- To be done
Take every line that has the string "name" and copy it out.

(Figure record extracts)
********************

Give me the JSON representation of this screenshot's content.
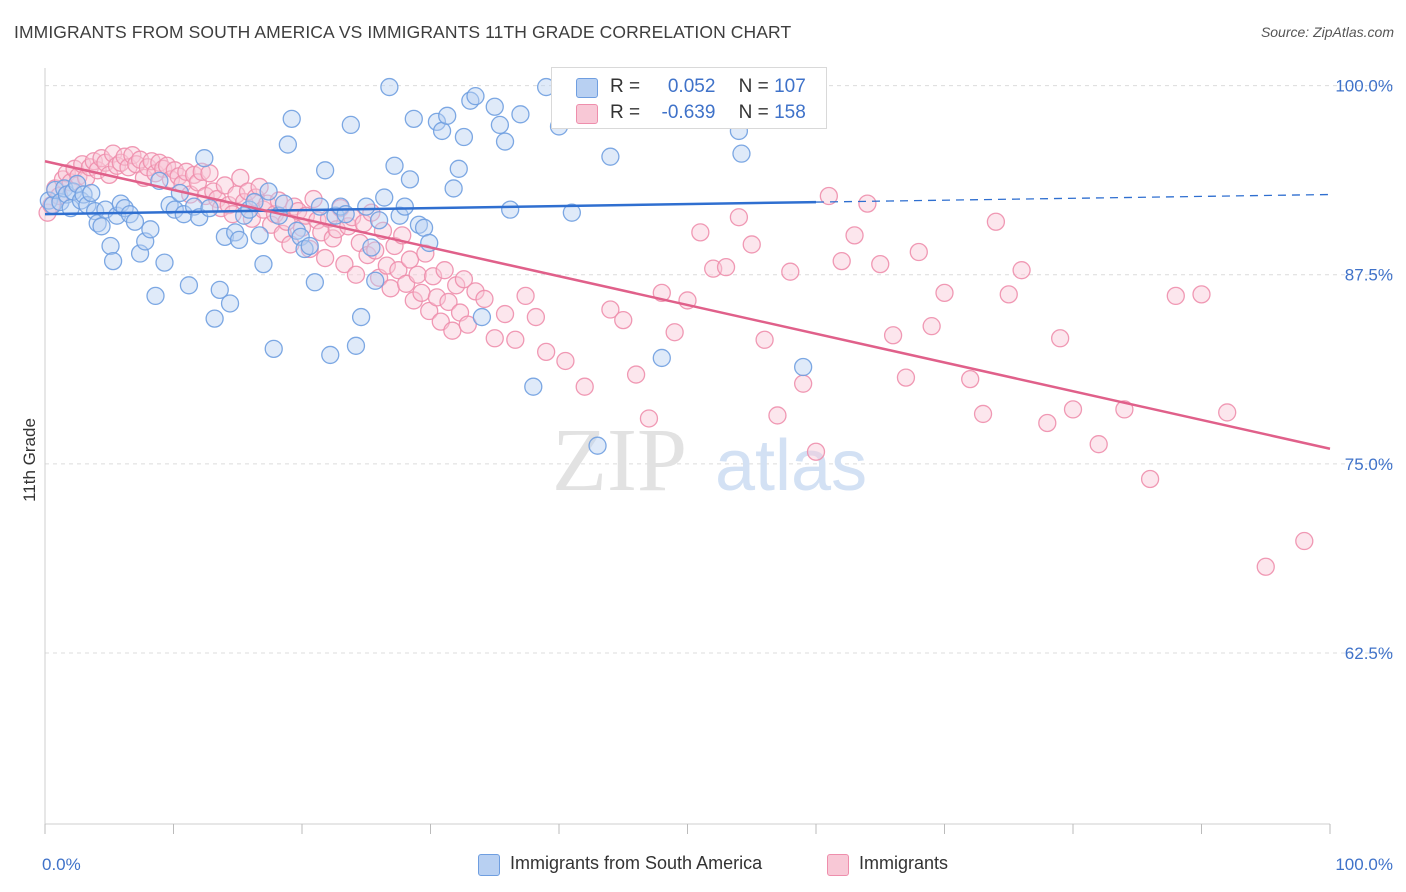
{
  "title": "IMMIGRANTS FROM SOUTH AMERICA VS IMMIGRANTS 11TH GRADE CORRELATION CHART",
  "source": "Source: ZipAtlas.com",
  "watermark": {
    "zip": "ZIP",
    "atlas": "atlas"
  },
  "colors": {
    "blue": "#6f9ee0",
    "blue_fill": "#b8d0f2",
    "blue_line": "#2f6fd0",
    "pink": "#ee8eac",
    "pink_fill": "#f8c8d6",
    "pink_line": "#e0608a",
    "grid": "#dcdcdc",
    "axis_text": "#3f72c9"
  },
  "stats": [
    {
      "r_label": "R =",
      "r_value": "0.052",
      "n_label": "N =",
      "n_value": "107",
      "color": "blue"
    },
    {
      "r_label": "R =",
      "r_value": "-0.639",
      "n_label": "N =",
      "n_value": "158",
      "color": "pink"
    }
  ],
  "chart_data": {
    "type": "scatter",
    "xlabel": "",
    "ylabel": "11th Grade",
    "xlim": [
      0,
      100
    ],
    "ylim": [
      51.2,
      100.5
    ],
    "x_tick_labels": [
      "0.0%",
      "100.0%"
    ],
    "y_ticks": [
      100.0,
      87.5,
      75.0,
      62.5
    ],
    "y_tick_labels": [
      "100.0%",
      "87.5%",
      "75.0%",
      "62.5%"
    ],
    "grid": "horizontal dashed",
    "legend_position": "bottom",
    "series": [
      {
        "name": "Immigrants from South America",
        "color": "blue",
        "trend": {
          "x": [
            0,
            60,
            100
          ],
          "y": [
            91.5,
            92.3,
            92.8
          ],
          "solid_until": 60
        },
        "points": [
          [
            0.3,
            92.4
          ],
          [
            0.6,
            92.1
          ],
          [
            0.8,
            93.1
          ],
          [
            1.2,
            92.3
          ],
          [
            1.5,
            93.2
          ],
          [
            1.7,
            92.8
          ],
          [
            2.0,
            91.9
          ],
          [
            2.2,
            93.0
          ],
          [
            2.5,
            93.5
          ],
          [
            2.8,
            92.4
          ],
          [
            3.0,
            92.8
          ],
          [
            3.3,
            92.1
          ],
          [
            3.6,
            92.9
          ],
          [
            3.9,
            91.7
          ],
          [
            4.1,
            90.9
          ],
          [
            4.4,
            90.7
          ],
          [
            4.7,
            91.8
          ],
          [
            5.1,
            89.4
          ],
          [
            5.3,
            88.4
          ],
          [
            5.6,
            91.4
          ],
          [
            5.9,
            92.2
          ],
          [
            6.2,
            91.9
          ],
          [
            6.6,
            91.5
          ],
          [
            7.0,
            91.0
          ],
          [
            7.4,
            88.9
          ],
          [
            7.8,
            89.7
          ],
          [
            8.2,
            90.5
          ],
          [
            8.6,
            86.1
          ],
          [
            8.9,
            93.7
          ],
          [
            9.3,
            88.3
          ],
          [
            9.7,
            92.1
          ],
          [
            10.1,
            91.8
          ],
          [
            10.5,
            92.9
          ],
          [
            10.8,
            91.5
          ],
          [
            11.2,
            86.8
          ],
          [
            11.6,
            92.0
          ],
          [
            12.0,
            91.3
          ],
          [
            12.4,
            95.2
          ],
          [
            12.8,
            91.9
          ],
          [
            13.2,
            84.6
          ],
          [
            13.6,
            86.5
          ],
          [
            14.0,
            90.0
          ],
          [
            14.4,
            85.6
          ],
          [
            14.8,
            90.3
          ],
          [
            15.1,
            89.8
          ],
          [
            15.5,
            91.4
          ],
          [
            15.9,
            91.8
          ],
          [
            16.3,
            92.3
          ],
          [
            16.7,
            90.1
          ],
          [
            17.0,
            88.2
          ],
          [
            17.4,
            93.0
          ],
          [
            17.8,
            82.6
          ],
          [
            18.2,
            91.4
          ],
          [
            18.6,
            92.2
          ],
          [
            18.9,
            96.1
          ],
          [
            19.2,
            97.8
          ],
          [
            19.6,
            90.4
          ],
          [
            19.9,
            90.0
          ],
          [
            20.2,
            89.2
          ],
          [
            20.6,
            89.4
          ],
          [
            21.0,
            87.0
          ],
          [
            21.4,
            92.0
          ],
          [
            21.8,
            94.4
          ],
          [
            22.2,
            82.2
          ],
          [
            22.6,
            91.4
          ],
          [
            23.0,
            92.0
          ],
          [
            23.4,
            91.5
          ],
          [
            23.8,
            97.4
          ],
          [
            24.2,
            82.8
          ],
          [
            24.6,
            84.7
          ],
          [
            25.0,
            92.0
          ],
          [
            25.4,
            89.3
          ],
          [
            25.7,
            87.1
          ],
          [
            26.0,
            91.1
          ],
          [
            26.4,
            92.6
          ],
          [
            26.8,
            99.9
          ],
          [
            27.2,
            94.7
          ],
          [
            27.6,
            91.4
          ],
          [
            28.0,
            92.0
          ],
          [
            28.4,
            93.8
          ],
          [
            28.7,
            97.8
          ],
          [
            29.1,
            90.8
          ],
          [
            29.5,
            90.6
          ],
          [
            29.9,
            89.6
          ],
          [
            30.5,
            97.6
          ],
          [
            30.9,
            97.0
          ],
          [
            31.3,
            98.0
          ],
          [
            31.8,
            93.2
          ],
          [
            32.2,
            94.5
          ],
          [
            32.6,
            96.6
          ],
          [
            33.1,
            99.0
          ],
          [
            33.5,
            99.3
          ],
          [
            34.0,
            84.7
          ],
          [
            35.0,
            98.6
          ],
          [
            35.4,
            97.4
          ],
          [
            35.8,
            96.3
          ],
          [
            36.2,
            91.8
          ],
          [
            37.0,
            98.1
          ],
          [
            38.0,
            80.1
          ],
          [
            39.0,
            99.9
          ],
          [
            40.0,
            97.3
          ],
          [
            41.0,
            91.6
          ],
          [
            43.0,
            76.2
          ],
          [
            44.0,
            95.3
          ],
          [
            48.0,
            82.0
          ],
          [
            54.0,
            97.0
          ],
          [
            54.2,
            95.5
          ],
          [
            59.0,
            81.4
          ]
        ]
      },
      {
        "name": "Immigrants",
        "color": "pink",
        "trend": {
          "x": [
            0,
            100
          ],
          "y": [
            95.0,
            76.0
          ]
        },
        "points": [
          [
            0.2,
            91.6
          ],
          [
            0.5,
            92.1
          ],
          [
            0.8,
            93.2
          ],
          [
            1.1,
            92.7
          ],
          [
            1.4,
            93.8
          ],
          [
            1.7,
            94.2
          ],
          [
            2.0,
            93.6
          ],
          [
            2.3,
            94.5
          ],
          [
            2.6,
            94.0
          ],
          [
            2.9,
            94.8
          ],
          [
            3.2,
            93.9
          ],
          [
            3.5,
            94.6
          ],
          [
            3.8,
            95.0
          ],
          [
            4.1,
            94.4
          ],
          [
            4.4,
            95.2
          ],
          [
            4.7,
            94.9
          ],
          [
            5.0,
            94.1
          ],
          [
            5.3,
            95.5
          ],
          [
            5.6,
            94.7
          ],
          [
            5.9,
            94.9
          ],
          [
            6.2,
            95.3
          ],
          [
            6.5,
            94.6
          ],
          [
            6.8,
            95.4
          ],
          [
            7.1,
            94.8
          ],
          [
            7.4,
            95.1
          ],
          [
            7.7,
            93.9
          ],
          [
            8.0,
            94.6
          ],
          [
            8.3,
            95.0
          ],
          [
            8.6,
            94.2
          ],
          [
            8.9,
            94.9
          ],
          [
            9.2,
            94.5
          ],
          [
            9.5,
            94.7
          ],
          [
            9.8,
            93.8
          ],
          [
            10.1,
            94.4
          ],
          [
            10.4,
            94.0
          ],
          [
            10.7,
            93.5
          ],
          [
            11.0,
            94.3
          ],
          [
            11.3,
            92.8
          ],
          [
            11.6,
            94.1
          ],
          [
            11.9,
            93.6
          ],
          [
            12.2,
            94.3
          ],
          [
            12.5,
            92.7
          ],
          [
            12.8,
            94.2
          ],
          [
            13.1,
            93.0
          ],
          [
            13.4,
            92.5
          ],
          [
            13.7,
            91.9
          ],
          [
            14.0,
            93.4
          ],
          [
            14.3,
            92.1
          ],
          [
            14.6,
            91.5
          ],
          [
            14.9,
            92.8
          ],
          [
            15.2,
            93.9
          ],
          [
            15.5,
            92.3
          ],
          [
            15.8,
            93.0
          ],
          [
            16.1,
            91.2
          ],
          [
            16.4,
            92.6
          ],
          [
            16.7,
            93.3
          ],
          [
            17.0,
            91.8
          ],
          [
            17.3,
            92.2
          ],
          [
            17.6,
            90.8
          ],
          [
            17.9,
            91.5
          ],
          [
            18.2,
            92.4
          ],
          [
            18.5,
            90.2
          ],
          [
            18.8,
            91.0
          ],
          [
            19.1,
            89.5
          ],
          [
            19.4,
            92.0
          ],
          [
            19.7,
            91.7
          ],
          [
            20.0,
            90.6
          ],
          [
            20.3,
            91.4
          ],
          [
            20.6,
            89.2
          ],
          [
            20.9,
            92.5
          ],
          [
            21.2,
            91.1
          ],
          [
            21.5,
            90.3
          ],
          [
            21.8,
            88.6
          ],
          [
            22.1,
            91.2
          ],
          [
            22.4,
            89.9
          ],
          [
            22.7,
            90.5
          ],
          [
            23.0,
            91.9
          ],
          [
            23.3,
            88.2
          ],
          [
            23.6,
            90.7
          ],
          [
            23.9,
            91.3
          ],
          [
            24.2,
            87.5
          ],
          [
            24.5,
            89.6
          ],
          [
            24.8,
            90.9
          ],
          [
            25.1,
            88.8
          ],
          [
            25.4,
            91.6
          ],
          [
            25.7,
            89.1
          ],
          [
            26.0,
            87.3
          ],
          [
            26.3,
            90.4
          ],
          [
            26.6,
            88.1
          ],
          [
            26.9,
            86.6
          ],
          [
            27.2,
            89.4
          ],
          [
            27.5,
            87.8
          ],
          [
            27.8,
            90.1
          ],
          [
            28.1,
            86.9
          ],
          [
            28.4,
            88.5
          ],
          [
            28.7,
            85.8
          ],
          [
            29.0,
            87.5
          ],
          [
            29.3,
            86.3
          ],
          [
            29.6,
            88.9
          ],
          [
            29.9,
            85.1
          ],
          [
            30.2,
            87.4
          ],
          [
            30.5,
            86.0
          ],
          [
            30.8,
            84.4
          ],
          [
            31.1,
            87.8
          ],
          [
            31.4,
            85.7
          ],
          [
            31.7,
            83.8
          ],
          [
            32.0,
            86.8
          ],
          [
            32.3,
            85.0
          ],
          [
            32.6,
            87.2
          ],
          [
            32.9,
            84.2
          ],
          [
            33.5,
            86.4
          ],
          [
            34.2,
            85.9
          ],
          [
            35.0,
            83.3
          ],
          [
            35.8,
            84.9
          ],
          [
            36.6,
            83.2
          ],
          [
            37.4,
            86.1
          ],
          [
            38.2,
            84.7
          ],
          [
            39.0,
            82.4
          ],
          [
            40.5,
            81.8
          ],
          [
            42.0,
            80.1
          ],
          [
            44.0,
            85.2
          ],
          [
            45.0,
            84.5
          ],
          [
            46.0,
            80.9
          ],
          [
            47.0,
            78.0
          ],
          [
            48.0,
            86.3
          ],
          [
            49.0,
            83.7
          ],
          [
            50.0,
            85.8
          ],
          [
            51.0,
            90.3
          ],
          [
            52.0,
            87.9
          ],
          [
            53.0,
            88.0
          ],
          [
            54.0,
            91.3
          ],
          [
            55.0,
            89.5
          ],
          [
            56.0,
            83.2
          ],
          [
            57.0,
            78.2
          ],
          [
            58.0,
            87.7
          ],
          [
            59.0,
            80.3
          ],
          [
            60.0,
            75.8
          ],
          [
            61.0,
            92.7
          ],
          [
            62.0,
            88.4
          ],
          [
            63.0,
            90.1
          ],
          [
            64.0,
            92.2
          ],
          [
            65.0,
            88.2
          ],
          [
            66.0,
            83.5
          ],
          [
            67.0,
            80.7
          ],
          [
            68.0,
            89.0
          ],
          [
            69.0,
            84.1
          ],
          [
            70.0,
            86.3
          ],
          [
            72.0,
            80.6
          ],
          [
            73.0,
            78.3
          ],
          [
            74.0,
            91.0
          ],
          [
            75.0,
            86.2
          ],
          [
            76.0,
            87.8
          ],
          [
            78.0,
            77.7
          ],
          [
            79.0,
            83.3
          ],
          [
            80.0,
            78.6
          ],
          [
            82.0,
            76.3
          ],
          [
            84.0,
            78.6
          ],
          [
            86.0,
            74.0
          ],
          [
            88.0,
            86.1
          ],
          [
            90.0,
            86.2
          ],
          [
            92.0,
            78.4
          ],
          [
            95.0,
            68.2
          ],
          [
            98.0,
            69.9
          ]
        ]
      }
    ]
  },
  "legend": [
    {
      "label": "Immigrants from South America",
      "color": "blue"
    },
    {
      "label": "Immigrants",
      "color": "pink"
    }
  ]
}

********************

- Final answer
        "name": "Immigrants from South America",
        "name": "Immigrants",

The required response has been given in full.